→ What you are asked to do: Should a line below contain the word "able", report it.

→ Data extract:
= = = = =

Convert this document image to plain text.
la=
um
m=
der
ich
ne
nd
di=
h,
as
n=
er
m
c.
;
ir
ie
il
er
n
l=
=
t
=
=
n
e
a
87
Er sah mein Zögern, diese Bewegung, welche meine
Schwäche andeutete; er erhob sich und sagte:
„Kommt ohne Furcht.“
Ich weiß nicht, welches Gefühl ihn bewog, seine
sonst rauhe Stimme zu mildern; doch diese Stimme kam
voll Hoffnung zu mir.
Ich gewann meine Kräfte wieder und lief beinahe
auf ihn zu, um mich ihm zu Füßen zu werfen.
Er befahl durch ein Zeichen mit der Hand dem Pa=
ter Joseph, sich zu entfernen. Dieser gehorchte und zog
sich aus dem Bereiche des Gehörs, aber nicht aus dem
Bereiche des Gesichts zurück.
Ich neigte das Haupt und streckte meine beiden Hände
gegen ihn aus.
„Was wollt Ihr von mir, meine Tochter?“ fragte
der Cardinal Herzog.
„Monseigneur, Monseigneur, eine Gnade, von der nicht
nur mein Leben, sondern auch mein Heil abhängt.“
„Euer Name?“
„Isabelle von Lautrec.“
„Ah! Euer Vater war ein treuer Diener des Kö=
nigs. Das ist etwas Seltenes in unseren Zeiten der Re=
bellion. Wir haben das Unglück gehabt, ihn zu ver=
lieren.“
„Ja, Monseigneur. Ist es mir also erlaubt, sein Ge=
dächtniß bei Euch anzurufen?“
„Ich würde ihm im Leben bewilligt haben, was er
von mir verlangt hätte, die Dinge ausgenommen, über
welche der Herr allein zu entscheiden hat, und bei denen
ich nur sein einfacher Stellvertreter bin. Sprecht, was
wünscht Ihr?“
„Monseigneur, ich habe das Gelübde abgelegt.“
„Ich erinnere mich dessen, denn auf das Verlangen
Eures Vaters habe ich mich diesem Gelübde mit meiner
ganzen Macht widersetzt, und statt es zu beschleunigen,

= = = = =

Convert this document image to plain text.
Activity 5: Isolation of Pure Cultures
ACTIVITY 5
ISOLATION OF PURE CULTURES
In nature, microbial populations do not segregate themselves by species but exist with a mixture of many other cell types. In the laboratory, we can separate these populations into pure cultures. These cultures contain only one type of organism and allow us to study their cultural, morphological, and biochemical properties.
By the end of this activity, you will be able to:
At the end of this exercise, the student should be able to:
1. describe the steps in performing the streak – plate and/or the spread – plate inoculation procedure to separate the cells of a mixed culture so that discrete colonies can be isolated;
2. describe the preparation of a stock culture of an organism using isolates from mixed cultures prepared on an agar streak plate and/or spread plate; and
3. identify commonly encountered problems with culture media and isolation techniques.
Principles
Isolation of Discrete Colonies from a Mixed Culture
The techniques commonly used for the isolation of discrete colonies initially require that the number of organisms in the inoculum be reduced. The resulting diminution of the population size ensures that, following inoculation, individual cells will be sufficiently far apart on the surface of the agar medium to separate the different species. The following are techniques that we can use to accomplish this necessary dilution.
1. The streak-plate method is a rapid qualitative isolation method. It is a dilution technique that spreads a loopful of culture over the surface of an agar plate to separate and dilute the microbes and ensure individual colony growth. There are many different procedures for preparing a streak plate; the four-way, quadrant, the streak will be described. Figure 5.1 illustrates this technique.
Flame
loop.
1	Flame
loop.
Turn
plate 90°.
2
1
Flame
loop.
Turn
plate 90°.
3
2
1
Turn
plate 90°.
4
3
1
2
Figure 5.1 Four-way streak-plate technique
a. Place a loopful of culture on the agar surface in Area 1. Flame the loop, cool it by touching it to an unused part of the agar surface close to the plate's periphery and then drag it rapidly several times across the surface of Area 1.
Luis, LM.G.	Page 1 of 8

= = = = =

→ Response area:
By the end of this activity, you will be able to:
At the end of this exercise, the student should be able to:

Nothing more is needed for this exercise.